[WHAT YOU NEED TO DO]
**A.** Answer these questions from the garden grant article, each on its own line and marked the same way:
(i) How much money is FortisAlberta giving to the Town of Morinville?
(ii) How many such grants will be awarded this year?
(iii) Where is the garden located?
**B.** Rewrite the paragraph of the garden grant article that begins "The grant will go towards improving" as a short bulleted list that keeps its main facts.
**C.** Write out the part of the garden grant article starting at "The grant is" and ending at "awarded this year.", keeping every word unchanged.

[EXCERPTED TEXT]
*** Block opens ***
At Town Council
At Town Council
| Posted: Wednesday, Oct 03, 2012 06:00 am
Garden powers up
Morinville’s community garden will get a power-up this week thanks to a grant from a power line company.
FortisAlberta announced this week that it would give $3,000 to the Town of Morinville to help its Centennial Community Garden project.
The grant is part of the company’s community naturalization program, which just started this year, said Fortis spokesperson Kevin Haslbeck.
“We’re looking for opportunities to donate money in communities that have programs going where they’re doing something for the environment,” Haslbeck said.
Four such grants will be awarded this year.
The grant will go towards improving Morinville’s latest community garden, said garden committee chair spokesperson Valerie Loseth. Located at 104 Street and 99 Avenue, the garden has been very successful, growing some 200 pounds of food for the town’s food bank. The group is planning a thank-you dinner for the community later this month that will feature food from the garden.
*** Block closes ***
[PROVIDED RECORDS]
*** Block opens ***
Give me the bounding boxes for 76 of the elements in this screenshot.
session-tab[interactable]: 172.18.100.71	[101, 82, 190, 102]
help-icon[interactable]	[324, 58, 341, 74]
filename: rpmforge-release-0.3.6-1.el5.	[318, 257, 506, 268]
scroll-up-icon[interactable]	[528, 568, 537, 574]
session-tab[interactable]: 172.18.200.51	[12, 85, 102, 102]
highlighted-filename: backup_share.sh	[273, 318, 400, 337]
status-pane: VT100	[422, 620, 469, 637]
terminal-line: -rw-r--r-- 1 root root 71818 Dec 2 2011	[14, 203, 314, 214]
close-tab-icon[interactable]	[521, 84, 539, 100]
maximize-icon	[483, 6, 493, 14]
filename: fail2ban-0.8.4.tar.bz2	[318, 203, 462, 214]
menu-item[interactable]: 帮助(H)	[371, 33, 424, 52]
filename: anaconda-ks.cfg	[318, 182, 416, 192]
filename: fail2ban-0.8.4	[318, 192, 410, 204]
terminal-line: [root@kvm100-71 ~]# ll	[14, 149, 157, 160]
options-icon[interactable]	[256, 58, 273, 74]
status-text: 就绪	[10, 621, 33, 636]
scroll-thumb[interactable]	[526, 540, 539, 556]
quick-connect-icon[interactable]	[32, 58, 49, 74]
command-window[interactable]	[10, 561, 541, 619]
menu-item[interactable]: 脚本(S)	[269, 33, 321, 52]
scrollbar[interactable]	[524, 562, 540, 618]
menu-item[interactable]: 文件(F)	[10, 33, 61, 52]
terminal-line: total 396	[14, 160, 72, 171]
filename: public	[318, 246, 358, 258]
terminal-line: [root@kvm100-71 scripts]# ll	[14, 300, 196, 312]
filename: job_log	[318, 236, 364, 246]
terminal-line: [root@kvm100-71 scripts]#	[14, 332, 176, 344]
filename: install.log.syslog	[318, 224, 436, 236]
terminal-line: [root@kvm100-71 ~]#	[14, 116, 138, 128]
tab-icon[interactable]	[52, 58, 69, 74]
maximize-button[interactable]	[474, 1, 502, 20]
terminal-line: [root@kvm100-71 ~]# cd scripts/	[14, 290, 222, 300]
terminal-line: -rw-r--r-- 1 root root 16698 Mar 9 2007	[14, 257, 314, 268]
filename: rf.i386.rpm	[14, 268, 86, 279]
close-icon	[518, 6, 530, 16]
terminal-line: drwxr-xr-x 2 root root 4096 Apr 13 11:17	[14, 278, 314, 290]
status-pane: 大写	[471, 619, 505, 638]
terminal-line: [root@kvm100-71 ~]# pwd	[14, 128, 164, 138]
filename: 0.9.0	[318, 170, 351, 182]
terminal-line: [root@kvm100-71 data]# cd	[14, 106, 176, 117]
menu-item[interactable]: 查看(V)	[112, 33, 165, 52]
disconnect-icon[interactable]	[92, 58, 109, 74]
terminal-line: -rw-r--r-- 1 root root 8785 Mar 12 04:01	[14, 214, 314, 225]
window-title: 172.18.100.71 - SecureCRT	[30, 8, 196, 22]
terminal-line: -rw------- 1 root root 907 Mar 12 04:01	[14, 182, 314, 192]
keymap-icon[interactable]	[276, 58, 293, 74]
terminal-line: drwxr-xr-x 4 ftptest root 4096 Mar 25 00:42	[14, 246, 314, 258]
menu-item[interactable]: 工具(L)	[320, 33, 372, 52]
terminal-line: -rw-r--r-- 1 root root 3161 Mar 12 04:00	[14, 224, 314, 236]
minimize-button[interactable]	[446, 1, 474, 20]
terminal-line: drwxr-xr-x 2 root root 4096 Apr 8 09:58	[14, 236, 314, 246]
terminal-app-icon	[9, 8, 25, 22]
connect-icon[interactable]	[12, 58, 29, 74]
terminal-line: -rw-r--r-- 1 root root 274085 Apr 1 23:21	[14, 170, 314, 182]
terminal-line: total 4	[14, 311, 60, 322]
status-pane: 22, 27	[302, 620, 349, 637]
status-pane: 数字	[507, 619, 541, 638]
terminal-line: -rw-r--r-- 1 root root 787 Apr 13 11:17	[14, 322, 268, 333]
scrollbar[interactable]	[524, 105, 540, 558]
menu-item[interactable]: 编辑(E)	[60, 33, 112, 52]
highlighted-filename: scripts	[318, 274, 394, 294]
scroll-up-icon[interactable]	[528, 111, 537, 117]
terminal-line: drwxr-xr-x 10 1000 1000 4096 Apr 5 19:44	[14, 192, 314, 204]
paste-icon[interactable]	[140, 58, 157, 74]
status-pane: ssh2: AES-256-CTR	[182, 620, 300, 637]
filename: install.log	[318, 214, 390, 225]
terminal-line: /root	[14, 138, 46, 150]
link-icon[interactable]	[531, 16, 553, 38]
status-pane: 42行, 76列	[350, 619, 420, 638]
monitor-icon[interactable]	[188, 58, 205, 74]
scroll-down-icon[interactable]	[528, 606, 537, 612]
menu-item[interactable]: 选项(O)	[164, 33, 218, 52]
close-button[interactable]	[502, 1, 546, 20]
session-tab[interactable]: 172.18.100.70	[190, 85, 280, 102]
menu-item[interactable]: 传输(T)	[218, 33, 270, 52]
*** Block closes ***
[RESULTS FOR EACH TASK]
**A.**
(i) $3,000
(ii) Four
(iii) At 104 Street and 99 Avenue

**B.**
- The grant will go toward improving Morinville's latest community garden, according to Valerie Loseth of the garden committee.
- The garden is located at 104 Street and 99 Avenue.
- It has been very successful, growing some 200 pounds of food for the town's food bank.
- The group is planning a thank-you dinner for the community later this month, featuring food from the garden.

**C.**
The grant is part of the company’s community naturalization program, which just started this year, said Fortis spokesperson Kevin Haslbeck.
“We’re looking for opportunities to donate money in communities that have programs going where they’re doing something for the environment,” Haslbeck said.
Four such grants will be awarded this year.